■ PROBLEM: Restate the whole listing exactly.

## start SUPPLIED DATA

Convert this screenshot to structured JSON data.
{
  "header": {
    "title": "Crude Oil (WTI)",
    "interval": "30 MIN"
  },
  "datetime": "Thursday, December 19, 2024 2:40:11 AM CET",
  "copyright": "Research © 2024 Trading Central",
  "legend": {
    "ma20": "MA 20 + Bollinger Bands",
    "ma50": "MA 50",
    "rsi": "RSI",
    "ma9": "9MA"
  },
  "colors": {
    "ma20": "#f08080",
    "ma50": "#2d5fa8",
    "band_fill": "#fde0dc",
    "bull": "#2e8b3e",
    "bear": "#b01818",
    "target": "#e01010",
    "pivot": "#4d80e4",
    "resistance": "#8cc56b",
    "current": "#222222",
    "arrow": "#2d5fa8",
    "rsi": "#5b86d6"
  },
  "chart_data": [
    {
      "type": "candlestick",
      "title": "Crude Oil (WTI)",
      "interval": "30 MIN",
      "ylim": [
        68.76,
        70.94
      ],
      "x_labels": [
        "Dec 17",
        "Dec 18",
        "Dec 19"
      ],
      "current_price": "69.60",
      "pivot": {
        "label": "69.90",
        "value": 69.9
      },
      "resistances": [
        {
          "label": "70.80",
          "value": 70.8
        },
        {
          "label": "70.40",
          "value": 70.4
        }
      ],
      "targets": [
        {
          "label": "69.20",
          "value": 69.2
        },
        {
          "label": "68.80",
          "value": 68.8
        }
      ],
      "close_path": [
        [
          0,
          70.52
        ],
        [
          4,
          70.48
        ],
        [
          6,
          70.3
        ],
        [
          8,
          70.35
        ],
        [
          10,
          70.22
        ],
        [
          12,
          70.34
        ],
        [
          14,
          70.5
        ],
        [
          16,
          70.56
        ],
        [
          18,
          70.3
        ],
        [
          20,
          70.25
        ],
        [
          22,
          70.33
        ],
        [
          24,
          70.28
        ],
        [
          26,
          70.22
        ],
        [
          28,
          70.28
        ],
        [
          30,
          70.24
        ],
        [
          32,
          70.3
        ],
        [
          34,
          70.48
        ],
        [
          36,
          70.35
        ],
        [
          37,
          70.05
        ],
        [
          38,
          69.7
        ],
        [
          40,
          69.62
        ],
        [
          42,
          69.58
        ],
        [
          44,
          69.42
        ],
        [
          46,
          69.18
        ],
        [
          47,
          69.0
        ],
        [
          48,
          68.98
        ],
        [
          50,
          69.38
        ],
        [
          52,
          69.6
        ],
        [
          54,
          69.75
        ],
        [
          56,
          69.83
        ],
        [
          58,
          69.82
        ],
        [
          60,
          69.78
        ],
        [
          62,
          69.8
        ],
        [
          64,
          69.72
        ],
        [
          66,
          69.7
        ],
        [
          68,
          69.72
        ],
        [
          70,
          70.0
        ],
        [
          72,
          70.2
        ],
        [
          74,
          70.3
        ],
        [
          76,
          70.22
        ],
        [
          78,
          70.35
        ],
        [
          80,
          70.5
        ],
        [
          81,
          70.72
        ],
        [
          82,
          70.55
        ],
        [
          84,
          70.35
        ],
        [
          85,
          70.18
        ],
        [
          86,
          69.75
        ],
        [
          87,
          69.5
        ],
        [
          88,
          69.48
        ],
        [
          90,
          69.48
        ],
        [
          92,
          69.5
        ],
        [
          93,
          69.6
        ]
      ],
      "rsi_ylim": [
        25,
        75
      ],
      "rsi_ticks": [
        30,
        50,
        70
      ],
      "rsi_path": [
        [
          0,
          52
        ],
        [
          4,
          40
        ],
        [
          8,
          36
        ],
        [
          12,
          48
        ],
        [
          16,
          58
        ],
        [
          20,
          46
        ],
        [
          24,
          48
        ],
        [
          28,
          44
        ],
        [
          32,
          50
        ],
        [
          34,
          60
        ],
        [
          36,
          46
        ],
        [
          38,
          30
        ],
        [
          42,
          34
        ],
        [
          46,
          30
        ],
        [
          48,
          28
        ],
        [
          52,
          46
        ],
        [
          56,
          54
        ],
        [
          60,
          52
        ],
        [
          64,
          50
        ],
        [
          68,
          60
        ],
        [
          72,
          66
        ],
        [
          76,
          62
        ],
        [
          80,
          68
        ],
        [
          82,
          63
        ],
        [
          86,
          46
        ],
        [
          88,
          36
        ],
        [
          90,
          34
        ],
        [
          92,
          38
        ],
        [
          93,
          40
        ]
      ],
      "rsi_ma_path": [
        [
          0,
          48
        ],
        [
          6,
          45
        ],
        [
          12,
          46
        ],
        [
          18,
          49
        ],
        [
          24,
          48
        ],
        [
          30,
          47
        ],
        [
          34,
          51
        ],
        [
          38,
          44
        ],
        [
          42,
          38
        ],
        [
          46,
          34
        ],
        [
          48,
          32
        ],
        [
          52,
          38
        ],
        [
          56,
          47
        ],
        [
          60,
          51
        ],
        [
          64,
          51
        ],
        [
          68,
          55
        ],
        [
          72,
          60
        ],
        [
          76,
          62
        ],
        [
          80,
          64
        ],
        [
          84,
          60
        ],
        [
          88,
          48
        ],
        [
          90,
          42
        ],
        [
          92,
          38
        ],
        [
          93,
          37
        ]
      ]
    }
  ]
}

## end SUPPLIED DATA

■ THE ANSWER:
Convert this screenshot to structured JSON data.
{
  "header": {
    "title": "Crude Oil (WTI)",
    "interval": "30 MIN"
  },
  "datetime": "Thursday, December 19, 2024 2:40:11 AM CET",
  "copyright": "Research © 2024 Trading Central",
  "legend": {
    "ma20": "MA 20 + Bollinger Bands",
    "ma50": "MA 50",
    "rsi": "RSI",
    "ma9": "9MA"
  },
  "colors": {
    "ma20": "#f08080",
    "ma50": "#2d5fa8",
    "band_fill": "#fde0dc",
    "bull": "#2e8b3e",
    "bear": "#b01818",
    "target": "#e01010",
    "pivot": "#4d80e4",
    "resistance": "#8cc56b",
    "current": "#222222",
    "arrow": "#2d5fa8",
    "rsi": "#5b86d6"
  },
  "chart_data": [
    {
      "type": "candlestick",
      "title": "Crude Oil (WTI)",
      "interval": "30 MIN",
      "ylim": [
        68.76,
        70.94
      ],
      "x_labels": [
        "Dec 17",
        "Dec 18",
        "Dec 19"
      ],
      "current_price": "69.60",
      "pivot": {
        "label": "69.90",
        "value": 69.9
      },
      "resistances": [
        {
          "label": "70.80",
          "value": 70.8
        },
        {
          "label": "70.40",
          "value": 70.4
        }
      ],
      "targets": [
        {
          "label": "69.20",
          "value": 69.2
        },
        {
          "label": "68.80",
          "value": 68.8
        }
      ],
      "close_path": [
        [
          0,
          70.52
        ],
        [
          4,
          70.48
        ],
        [
          6,
          70.3
        ],
        [
          8,
          70.35
        ],
        [
          10,
          70.22
        ],
        [
          12,
          70.34
        ],
        [
          14,
          70.5
        ],
        [
          16,
          70.56
        ],
        [
          18,
          70.3
        ],
        [
          20,
          70.25
        ],
        [
          22,
          70.33
        ],
        [
          24,
          70.28
        ],
        [
          26,
          70.22
        ],
        [
          28,
          70.28
        ],
        [
          30,
          70.24
        ],
        [
          32,
          70.3
        ],
        [
          34,
          70.48
        ],
        [
          36,
          70.35
        ],
        [
          37,
          70.05
        ],
        [
          38,
          69.7
        ],
        [
          40,
          69.62
        ],
        [
          42,
          69.58
        ],
        [
          44,
          69.42
        ],
        [
          46,
          69.18
        ],
        [
          47,
          69.0
        ],
        [
          48,
          68.98
        ],
        [
          50,
          69.38
        ],
        [
          52,
          69.6
        ],
        [
          54,
          69.75
        ],
        [
          56,
          69.83
        ],
        [
          58,
          69.82
        ],
        [
          60,
          69.78
        ],
        [
          62,
          69.8
        ],
        [
          64,
          69.72
        ],
        [
          66,
          69.7
        ],
        [
          68,
          69.72
        ],
        [
          70,
          70.0
        ],
        [
          72,
          70.2
        ],
        [
          74,
          70.3
        ],
        [
          76,
          70.22
        ],
        [
          78,
          70.35
        ],
        [
          80,
          70.5
        ],
        [
          81,
          70.72
        ],
        [
          82,
          70.55
        ],
        [
          84,
          70.35
        ],
        [
          85,
          70.18
        ],
        [
          86,
          69.75
        ],
        [
          87,
          69.5
        ],
        [
          88,
          69.48
        ],
        [
          90,
          69.48
        ],
        [
          92,
          69.5
        ],
        [
          93,
          69.6
        ]
      ],
      "rsi_ylim": [
        25,
        75
      ],
      "rsi_ticks": [
        30,
        50,
        70
      ],
      "rsi_path": [
        [
          0,
          52
        ],
        [
          4,
          40
        ],
        [
          8,
          36
        ],
        [
          12,
          48
        ],
        [
          16,
          58
        ],
        [
          20,
          46
        ],
        [
          24,
          48
        ],
        [
          28,
          44
        ],
        [
          32,
          50
        ],
        [
          34,
          60
        ],
        [
          36,
          46
        ],
        [
          38,
          30
        ],
        [
          42,
          34
        ],
        [
          46,
          30
        ],
        [
          48,
          28
        ],
        [
          52,
          46
        ],
        [
          56,
          54
        ],
        [
          60,
          52
        ],
        [
          64,
          50
        ],
        [
          68,
          60
        ],
        [
          72,
          66
        ],
        [
          76,
          62
        ],
        [
          80,
          68
        ],
        [
          82,
          63
        ],
        [
          86,
          46
        ],
        [
          88,
          36
        ],
        [
          90,
          34
        ],
        [
          92,
          38
        ],
        [
          93,
          40
        ]
      ],
      "rsi_ma_path": [
        [
          0,
          48
        ],
        [
          6,
          45
        ],
        [
          12,
          46
        ],
        [
          18,
          49
        ],
        [
          24,
          48
        ],
        [
          30,
          47
        ],
        [
          34,
          51
        ],
        [
          38,
          44
        ],
        [
          42,
          38
        ],
        [
          46,
          34
        ],
        [
          48,
          32
        ],
        [
          52,
          38
        ],
        [
          56,
          47
        ],
        [
          60,
          51
        ],
        [
          64,
          51
        ],
        [
          68,
          55
        ],
        [
          72,
          60
        ],
        [
          76,
          62
        ],
        [
          80,
          64
        ],
        [
          84,
          60
        ],
        [
          88,
          48
        ],
        [
          90,
          42
        ],
        [
          92,
          38
        ],
        [
          93,
          37
        ]
      ]
    }
  ]
}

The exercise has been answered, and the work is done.